Dataset items -
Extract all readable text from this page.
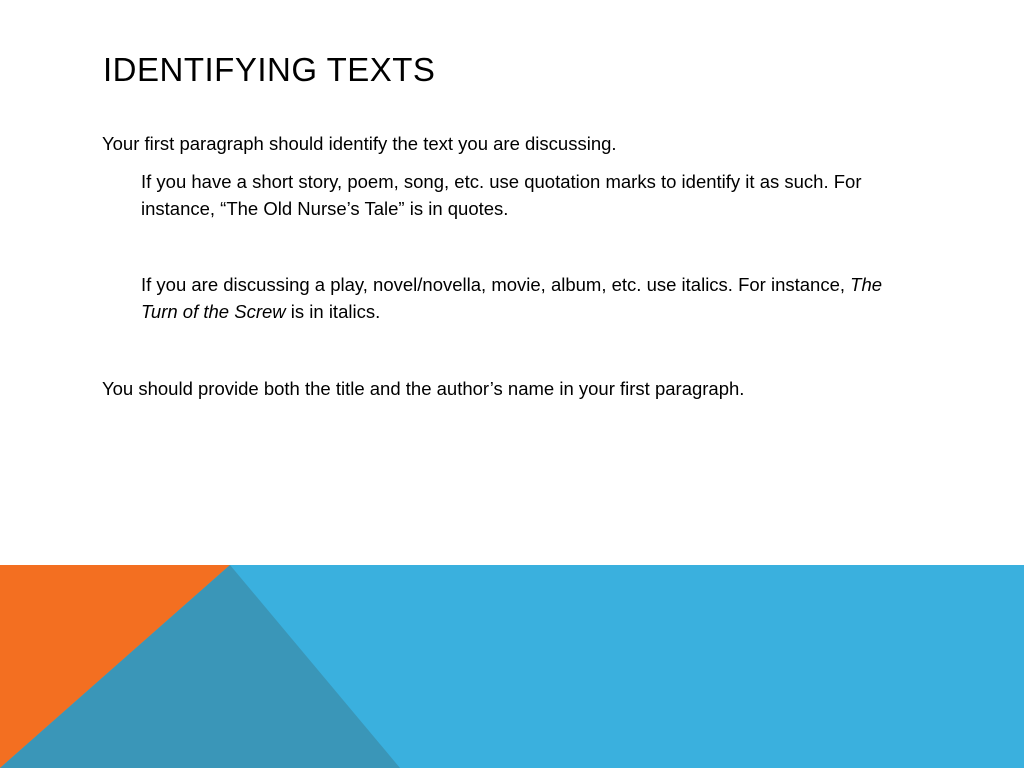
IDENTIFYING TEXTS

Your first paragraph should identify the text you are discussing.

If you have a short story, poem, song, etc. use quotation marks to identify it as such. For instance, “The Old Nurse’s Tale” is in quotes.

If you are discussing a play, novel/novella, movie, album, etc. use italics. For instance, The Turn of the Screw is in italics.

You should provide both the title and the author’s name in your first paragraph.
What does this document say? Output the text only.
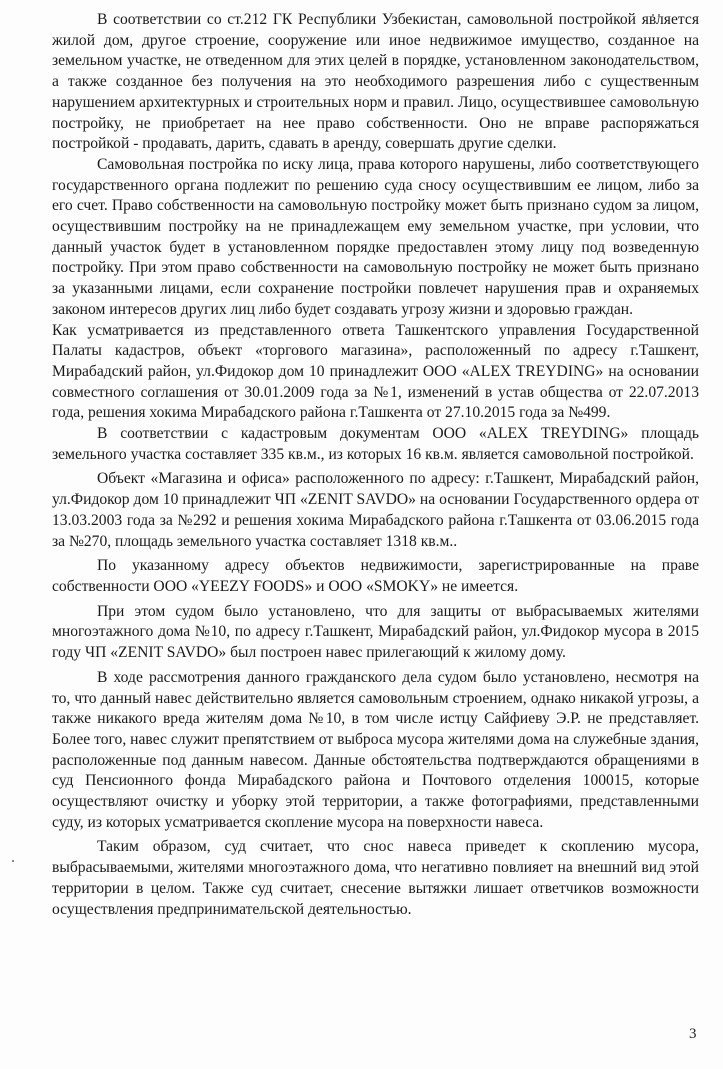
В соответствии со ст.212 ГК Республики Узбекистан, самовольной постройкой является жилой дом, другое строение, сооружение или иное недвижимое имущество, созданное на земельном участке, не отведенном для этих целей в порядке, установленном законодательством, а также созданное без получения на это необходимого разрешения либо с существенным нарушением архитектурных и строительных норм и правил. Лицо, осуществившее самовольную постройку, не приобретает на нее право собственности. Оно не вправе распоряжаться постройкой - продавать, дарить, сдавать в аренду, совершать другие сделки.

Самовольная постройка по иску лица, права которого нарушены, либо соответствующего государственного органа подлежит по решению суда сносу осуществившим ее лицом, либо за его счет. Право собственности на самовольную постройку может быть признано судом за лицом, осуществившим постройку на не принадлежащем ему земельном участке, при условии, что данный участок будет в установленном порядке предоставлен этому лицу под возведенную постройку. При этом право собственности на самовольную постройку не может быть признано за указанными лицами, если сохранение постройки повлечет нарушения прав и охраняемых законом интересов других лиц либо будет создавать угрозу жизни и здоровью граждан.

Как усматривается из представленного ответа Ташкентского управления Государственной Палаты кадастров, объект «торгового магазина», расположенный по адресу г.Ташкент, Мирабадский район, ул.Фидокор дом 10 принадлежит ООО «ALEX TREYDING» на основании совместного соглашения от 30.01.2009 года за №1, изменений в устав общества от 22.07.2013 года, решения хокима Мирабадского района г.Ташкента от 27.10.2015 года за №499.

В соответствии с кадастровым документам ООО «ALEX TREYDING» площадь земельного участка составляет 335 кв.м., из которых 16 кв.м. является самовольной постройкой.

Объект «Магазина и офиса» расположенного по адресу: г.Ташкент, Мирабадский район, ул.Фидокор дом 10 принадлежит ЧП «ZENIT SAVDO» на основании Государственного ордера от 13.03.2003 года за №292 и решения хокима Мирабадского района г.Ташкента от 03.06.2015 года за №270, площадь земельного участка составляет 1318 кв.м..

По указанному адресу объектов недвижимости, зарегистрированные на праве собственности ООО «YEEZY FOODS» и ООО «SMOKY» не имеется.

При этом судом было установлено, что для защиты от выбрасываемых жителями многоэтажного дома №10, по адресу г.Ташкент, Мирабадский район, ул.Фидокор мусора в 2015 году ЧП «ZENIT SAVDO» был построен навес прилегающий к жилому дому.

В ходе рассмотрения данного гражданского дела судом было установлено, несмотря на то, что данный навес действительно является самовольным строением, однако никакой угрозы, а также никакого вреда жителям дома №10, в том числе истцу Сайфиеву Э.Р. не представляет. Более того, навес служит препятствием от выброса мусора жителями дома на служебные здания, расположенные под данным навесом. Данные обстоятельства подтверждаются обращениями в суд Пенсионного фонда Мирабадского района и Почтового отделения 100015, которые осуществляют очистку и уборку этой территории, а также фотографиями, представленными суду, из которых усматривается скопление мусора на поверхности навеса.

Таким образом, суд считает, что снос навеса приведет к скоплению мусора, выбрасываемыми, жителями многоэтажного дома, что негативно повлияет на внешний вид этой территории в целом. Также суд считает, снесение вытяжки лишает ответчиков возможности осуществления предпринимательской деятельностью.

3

Problem requirements - Where a line of the entries contains the word "самовольную", copy that line.

Written response -
В соответствии со ст.212 ГК Республики Узбекистан, самовольной постройкой является жилой дом, другое строение, сооружение или иное недвижимое имущество, созданное на земельном участке, не отведенном для этих целей в порядке, установленном законодательством, а также созданное без получения на это необходимого разрешения либо с существенным нарушением архитектурных и строительных норм и правил. Лицо, осуществившее самовольную постройку, не приобретает на нее право собственности. Оно не вправе распоряжаться постройкой - продавать, дарить, сдавать в аренду, совершать другие сделки.
Самовольная постройка по иску лица, права которого нарушены, либо соответствующего государственного органа подлежит по решению суда сносу осуществившим ее лицом, либо за его счет. Право собственности на самовольную постройку может быть признано судом за лицом, осуществившим постройку на не принадлежащем ему земельном участке, при условии, что данный участок будет в установленном порядке предоставлен этому лицу под возведенную постройку. При этом право собственности на самовольную постройку не может быть признано за указанными лицами, если сохранение постройки повлечет нарушения прав и охраняемых законом интересов других лиц либо будет создавать угрозу жизни и здоровью граждан.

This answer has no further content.